== Exercise details ==
Count how many lines contain the word "right". Please give only the number.

== Source records ==
+-------+

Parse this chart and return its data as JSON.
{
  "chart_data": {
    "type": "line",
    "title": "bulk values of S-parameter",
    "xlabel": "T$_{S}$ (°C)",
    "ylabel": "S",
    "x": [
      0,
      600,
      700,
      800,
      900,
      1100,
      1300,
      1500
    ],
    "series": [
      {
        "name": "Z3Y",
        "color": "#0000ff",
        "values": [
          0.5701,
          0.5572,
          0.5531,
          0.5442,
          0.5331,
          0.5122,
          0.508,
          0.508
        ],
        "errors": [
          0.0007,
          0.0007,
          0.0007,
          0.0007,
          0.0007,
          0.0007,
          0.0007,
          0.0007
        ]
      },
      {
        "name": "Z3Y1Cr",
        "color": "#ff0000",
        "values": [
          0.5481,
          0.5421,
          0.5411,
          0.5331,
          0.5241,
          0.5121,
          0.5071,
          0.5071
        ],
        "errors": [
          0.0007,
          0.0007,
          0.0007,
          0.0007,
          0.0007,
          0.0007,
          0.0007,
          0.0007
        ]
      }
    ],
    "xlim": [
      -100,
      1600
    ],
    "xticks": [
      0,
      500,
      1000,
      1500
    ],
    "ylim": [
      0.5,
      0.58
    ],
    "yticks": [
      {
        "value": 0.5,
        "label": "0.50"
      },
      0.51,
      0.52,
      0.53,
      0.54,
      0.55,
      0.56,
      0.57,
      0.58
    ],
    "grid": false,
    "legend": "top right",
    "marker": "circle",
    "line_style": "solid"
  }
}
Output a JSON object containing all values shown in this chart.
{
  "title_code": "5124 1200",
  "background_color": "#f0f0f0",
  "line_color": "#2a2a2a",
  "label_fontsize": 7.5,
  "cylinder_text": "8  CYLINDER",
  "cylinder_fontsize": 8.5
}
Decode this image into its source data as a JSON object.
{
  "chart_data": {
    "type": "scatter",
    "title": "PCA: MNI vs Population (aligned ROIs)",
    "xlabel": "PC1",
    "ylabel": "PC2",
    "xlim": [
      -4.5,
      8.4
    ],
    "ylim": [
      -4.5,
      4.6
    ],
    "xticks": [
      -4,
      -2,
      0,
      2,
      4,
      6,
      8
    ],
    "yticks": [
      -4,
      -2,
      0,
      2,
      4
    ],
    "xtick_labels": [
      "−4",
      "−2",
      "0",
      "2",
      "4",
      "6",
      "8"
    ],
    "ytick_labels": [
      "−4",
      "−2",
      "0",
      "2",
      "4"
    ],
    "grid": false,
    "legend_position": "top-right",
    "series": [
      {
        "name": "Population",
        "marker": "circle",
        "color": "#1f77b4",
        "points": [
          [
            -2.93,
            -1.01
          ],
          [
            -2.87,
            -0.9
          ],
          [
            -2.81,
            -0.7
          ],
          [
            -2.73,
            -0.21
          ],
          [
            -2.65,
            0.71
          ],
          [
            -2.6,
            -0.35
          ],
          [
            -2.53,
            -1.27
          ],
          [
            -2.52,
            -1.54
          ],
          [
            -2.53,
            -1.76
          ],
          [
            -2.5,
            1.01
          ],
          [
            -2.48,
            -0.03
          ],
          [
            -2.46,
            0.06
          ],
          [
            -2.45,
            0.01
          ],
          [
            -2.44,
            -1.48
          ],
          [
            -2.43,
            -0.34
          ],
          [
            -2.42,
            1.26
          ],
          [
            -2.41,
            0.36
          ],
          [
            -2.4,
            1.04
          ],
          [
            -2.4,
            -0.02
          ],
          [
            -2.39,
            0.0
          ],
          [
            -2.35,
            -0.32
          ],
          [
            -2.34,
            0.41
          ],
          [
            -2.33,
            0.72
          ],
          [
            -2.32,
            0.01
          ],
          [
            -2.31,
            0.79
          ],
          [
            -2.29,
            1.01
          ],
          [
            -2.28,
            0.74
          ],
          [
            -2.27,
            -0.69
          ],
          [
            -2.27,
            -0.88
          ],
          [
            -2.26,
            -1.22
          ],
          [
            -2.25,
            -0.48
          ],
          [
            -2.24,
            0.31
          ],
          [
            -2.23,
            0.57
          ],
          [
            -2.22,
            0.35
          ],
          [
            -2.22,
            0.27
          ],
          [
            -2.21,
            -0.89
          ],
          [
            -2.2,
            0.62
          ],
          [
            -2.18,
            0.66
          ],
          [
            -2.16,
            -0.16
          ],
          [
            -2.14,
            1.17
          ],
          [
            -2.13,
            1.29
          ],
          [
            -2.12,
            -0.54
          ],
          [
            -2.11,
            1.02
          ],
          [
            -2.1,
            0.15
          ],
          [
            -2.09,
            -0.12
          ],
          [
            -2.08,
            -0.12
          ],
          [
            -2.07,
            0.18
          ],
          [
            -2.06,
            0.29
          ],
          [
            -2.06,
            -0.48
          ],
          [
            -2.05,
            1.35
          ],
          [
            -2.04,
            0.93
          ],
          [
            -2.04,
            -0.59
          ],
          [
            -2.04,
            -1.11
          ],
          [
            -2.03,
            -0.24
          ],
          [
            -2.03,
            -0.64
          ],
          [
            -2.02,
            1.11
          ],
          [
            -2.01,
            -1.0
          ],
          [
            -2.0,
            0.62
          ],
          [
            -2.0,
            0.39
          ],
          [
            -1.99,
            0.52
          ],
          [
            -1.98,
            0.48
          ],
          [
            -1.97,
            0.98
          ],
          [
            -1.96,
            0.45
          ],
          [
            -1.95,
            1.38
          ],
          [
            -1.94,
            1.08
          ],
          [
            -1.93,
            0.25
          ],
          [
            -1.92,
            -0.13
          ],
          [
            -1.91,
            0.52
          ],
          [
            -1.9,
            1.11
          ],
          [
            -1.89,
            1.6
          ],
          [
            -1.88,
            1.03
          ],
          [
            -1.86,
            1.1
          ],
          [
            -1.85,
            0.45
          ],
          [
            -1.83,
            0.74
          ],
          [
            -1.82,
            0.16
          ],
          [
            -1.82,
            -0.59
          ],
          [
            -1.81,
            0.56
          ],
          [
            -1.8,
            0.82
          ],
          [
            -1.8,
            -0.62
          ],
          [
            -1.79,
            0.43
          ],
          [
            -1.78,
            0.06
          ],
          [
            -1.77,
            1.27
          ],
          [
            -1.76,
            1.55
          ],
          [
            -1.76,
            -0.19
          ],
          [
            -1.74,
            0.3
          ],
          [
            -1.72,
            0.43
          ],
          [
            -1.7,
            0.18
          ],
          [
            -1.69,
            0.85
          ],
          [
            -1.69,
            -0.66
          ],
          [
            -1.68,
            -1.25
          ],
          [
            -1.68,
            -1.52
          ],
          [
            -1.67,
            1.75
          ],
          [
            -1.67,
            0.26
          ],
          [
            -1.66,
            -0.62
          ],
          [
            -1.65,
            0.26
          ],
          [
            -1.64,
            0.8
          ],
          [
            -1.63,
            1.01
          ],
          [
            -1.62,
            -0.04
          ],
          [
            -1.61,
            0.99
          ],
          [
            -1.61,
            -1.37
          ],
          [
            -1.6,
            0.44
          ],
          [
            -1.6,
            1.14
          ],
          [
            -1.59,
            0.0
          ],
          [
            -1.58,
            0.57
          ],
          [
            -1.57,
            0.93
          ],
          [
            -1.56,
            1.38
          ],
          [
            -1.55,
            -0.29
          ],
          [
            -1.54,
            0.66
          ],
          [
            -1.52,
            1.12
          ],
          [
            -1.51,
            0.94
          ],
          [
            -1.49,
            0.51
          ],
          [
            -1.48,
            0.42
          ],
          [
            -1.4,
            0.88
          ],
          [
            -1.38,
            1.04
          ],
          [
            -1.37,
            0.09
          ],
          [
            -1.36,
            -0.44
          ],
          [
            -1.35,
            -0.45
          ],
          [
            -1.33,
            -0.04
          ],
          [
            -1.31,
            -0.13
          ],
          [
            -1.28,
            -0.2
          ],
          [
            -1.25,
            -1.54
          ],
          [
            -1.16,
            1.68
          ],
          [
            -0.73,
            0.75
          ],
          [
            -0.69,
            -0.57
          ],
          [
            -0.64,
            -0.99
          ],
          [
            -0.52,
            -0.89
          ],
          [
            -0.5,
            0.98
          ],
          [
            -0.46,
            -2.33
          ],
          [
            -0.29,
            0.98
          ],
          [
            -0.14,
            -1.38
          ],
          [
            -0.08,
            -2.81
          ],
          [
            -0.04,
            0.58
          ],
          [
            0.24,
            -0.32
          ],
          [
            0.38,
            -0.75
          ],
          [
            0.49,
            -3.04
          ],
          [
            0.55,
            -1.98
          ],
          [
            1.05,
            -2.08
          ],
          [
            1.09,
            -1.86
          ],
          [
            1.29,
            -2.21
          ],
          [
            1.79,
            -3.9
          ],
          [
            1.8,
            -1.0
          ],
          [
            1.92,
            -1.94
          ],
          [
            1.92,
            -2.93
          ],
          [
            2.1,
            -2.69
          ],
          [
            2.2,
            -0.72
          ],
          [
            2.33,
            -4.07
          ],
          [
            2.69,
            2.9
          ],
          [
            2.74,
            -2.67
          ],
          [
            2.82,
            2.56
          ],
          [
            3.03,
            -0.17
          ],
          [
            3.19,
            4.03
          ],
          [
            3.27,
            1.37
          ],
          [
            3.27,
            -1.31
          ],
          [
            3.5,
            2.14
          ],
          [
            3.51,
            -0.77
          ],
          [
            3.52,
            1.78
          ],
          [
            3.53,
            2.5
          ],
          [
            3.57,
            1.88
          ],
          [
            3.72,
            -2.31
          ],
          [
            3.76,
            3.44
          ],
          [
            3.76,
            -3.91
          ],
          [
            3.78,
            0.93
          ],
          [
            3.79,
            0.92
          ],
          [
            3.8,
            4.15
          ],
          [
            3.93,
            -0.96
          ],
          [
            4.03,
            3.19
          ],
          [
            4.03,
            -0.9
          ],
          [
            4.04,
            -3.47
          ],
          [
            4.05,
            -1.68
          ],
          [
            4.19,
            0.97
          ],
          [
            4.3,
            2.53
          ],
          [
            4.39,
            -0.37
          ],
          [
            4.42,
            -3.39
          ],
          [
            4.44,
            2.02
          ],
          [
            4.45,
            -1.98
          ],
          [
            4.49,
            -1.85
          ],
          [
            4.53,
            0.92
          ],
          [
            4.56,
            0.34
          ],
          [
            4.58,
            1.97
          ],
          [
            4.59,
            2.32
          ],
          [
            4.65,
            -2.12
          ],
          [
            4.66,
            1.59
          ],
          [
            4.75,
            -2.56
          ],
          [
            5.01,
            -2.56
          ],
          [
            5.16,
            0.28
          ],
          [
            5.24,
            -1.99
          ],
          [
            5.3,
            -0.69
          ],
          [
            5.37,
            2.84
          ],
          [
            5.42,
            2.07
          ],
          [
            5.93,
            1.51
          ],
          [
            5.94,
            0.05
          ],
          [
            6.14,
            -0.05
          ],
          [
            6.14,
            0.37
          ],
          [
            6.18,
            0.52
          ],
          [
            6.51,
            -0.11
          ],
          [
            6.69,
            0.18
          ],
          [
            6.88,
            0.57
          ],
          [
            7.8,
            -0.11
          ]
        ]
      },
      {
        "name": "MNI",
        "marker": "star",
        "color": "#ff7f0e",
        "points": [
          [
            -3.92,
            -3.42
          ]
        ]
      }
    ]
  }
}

+-------+

== Completed exercise ==
2